=== WHAT TO WORK ON ===
Lift every line from the entries that includes the word "finish".

=== DATA LISTING ===
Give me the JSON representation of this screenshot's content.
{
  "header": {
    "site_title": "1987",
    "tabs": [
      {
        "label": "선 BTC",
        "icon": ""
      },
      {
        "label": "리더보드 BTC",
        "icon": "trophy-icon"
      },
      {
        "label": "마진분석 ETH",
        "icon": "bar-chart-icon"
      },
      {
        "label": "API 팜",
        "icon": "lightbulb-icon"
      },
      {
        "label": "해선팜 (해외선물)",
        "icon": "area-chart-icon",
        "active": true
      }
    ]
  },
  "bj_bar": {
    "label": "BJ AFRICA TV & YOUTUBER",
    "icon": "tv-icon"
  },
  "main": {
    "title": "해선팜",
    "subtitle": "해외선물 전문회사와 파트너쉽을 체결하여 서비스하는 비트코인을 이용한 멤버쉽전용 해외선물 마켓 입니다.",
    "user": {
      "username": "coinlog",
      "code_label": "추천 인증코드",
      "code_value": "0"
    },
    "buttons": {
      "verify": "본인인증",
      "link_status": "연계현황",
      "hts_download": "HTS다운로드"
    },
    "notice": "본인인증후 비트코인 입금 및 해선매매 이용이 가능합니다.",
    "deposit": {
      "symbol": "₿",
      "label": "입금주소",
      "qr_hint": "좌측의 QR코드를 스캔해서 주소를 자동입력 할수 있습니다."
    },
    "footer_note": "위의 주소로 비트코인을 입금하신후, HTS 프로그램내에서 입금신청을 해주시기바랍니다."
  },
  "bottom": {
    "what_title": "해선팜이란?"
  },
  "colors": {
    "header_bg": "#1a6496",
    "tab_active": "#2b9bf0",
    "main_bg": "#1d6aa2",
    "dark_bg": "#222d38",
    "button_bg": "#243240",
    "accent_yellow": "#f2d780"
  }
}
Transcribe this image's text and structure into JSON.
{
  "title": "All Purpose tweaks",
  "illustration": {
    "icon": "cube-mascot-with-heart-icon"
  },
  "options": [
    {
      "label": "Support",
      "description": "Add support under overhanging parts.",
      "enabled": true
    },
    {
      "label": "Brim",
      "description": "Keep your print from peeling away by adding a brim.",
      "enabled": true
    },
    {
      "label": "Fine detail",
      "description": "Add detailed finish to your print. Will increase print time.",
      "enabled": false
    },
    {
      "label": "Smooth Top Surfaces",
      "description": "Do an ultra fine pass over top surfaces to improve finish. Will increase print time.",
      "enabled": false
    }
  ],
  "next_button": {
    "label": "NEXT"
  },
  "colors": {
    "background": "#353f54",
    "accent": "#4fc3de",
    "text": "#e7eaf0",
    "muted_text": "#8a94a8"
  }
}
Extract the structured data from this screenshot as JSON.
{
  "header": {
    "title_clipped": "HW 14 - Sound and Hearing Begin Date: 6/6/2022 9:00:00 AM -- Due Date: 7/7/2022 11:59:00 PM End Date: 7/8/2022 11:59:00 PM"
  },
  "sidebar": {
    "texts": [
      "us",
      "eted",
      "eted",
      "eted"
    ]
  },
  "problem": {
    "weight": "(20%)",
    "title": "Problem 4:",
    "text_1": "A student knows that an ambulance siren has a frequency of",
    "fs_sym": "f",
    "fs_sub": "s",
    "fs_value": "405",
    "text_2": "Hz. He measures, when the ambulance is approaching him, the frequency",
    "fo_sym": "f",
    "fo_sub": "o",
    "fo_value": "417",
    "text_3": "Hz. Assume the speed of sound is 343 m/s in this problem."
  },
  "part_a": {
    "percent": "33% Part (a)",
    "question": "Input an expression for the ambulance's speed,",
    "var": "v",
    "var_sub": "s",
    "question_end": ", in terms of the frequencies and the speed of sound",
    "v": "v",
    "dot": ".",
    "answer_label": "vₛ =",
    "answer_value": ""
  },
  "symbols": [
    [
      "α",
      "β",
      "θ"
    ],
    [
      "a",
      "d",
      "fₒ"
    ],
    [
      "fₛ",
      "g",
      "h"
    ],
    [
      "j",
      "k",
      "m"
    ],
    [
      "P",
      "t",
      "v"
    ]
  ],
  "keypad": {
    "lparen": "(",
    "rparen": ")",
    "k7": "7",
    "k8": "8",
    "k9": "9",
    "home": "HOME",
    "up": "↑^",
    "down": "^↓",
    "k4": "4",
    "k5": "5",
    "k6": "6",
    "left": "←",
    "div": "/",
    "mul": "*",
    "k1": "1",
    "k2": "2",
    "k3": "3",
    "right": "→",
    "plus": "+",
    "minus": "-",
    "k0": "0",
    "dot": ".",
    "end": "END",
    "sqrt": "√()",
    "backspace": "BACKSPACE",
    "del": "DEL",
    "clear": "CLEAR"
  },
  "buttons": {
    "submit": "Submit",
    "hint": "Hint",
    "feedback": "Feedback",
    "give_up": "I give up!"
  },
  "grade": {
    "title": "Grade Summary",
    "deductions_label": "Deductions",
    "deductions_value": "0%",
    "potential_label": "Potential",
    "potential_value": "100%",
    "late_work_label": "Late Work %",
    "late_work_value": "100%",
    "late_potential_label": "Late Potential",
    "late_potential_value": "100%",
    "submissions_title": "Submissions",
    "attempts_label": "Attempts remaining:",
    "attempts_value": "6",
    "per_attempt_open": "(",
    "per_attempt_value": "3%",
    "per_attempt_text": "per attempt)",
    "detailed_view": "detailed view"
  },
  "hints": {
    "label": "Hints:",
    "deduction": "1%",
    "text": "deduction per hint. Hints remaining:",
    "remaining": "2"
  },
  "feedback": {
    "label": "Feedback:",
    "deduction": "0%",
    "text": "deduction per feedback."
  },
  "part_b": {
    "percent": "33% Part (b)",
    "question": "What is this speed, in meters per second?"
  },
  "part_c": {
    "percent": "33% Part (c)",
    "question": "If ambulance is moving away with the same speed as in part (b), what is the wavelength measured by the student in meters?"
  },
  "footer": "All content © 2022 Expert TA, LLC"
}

=== EXPECTED OUTPUT ===
      "description": "Add detailed finish to your print. Will increase print time.",
      "description": "Do an ultra fine pass over top surfaces to improve finish. Will increase print time.",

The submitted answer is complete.